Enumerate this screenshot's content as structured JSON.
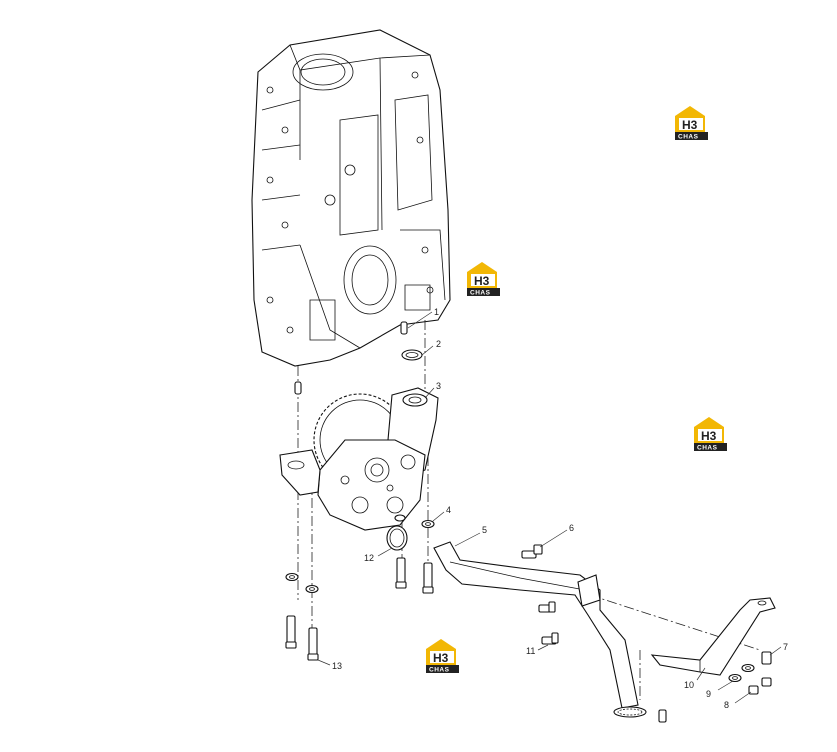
{
  "watermark": {
    "top": "H3",
    "bottom": "CHAS",
    "accent": "#f2b705",
    "dark": "#222222"
  },
  "callouts": [
    "1",
    "2",
    "3",
    "4",
    "5",
    "6",
    "7",
    "8",
    "9",
    "10",
    "11",
    "12",
    "13"
  ]
}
★ ★ ★ ★ ★ ★ ★
• _Challenge_:
Output all of the entries verbatim, leaving out any images.

• _Task answer_:
Enumerate this screenshot's content as structured JSON.
{
  "watermark": {
    "top": "H3",
    "bottom": "CHAS",
    "accent": "#f2b705",
    "dark": "#222222"
  },
  "callouts": [
    "1",
    "2",
    "3",
    "4",
    "5",
    "6",
    "7",
    "8",
    "9",
    "10",
    "11",
    "12",
    "13"
  ]
}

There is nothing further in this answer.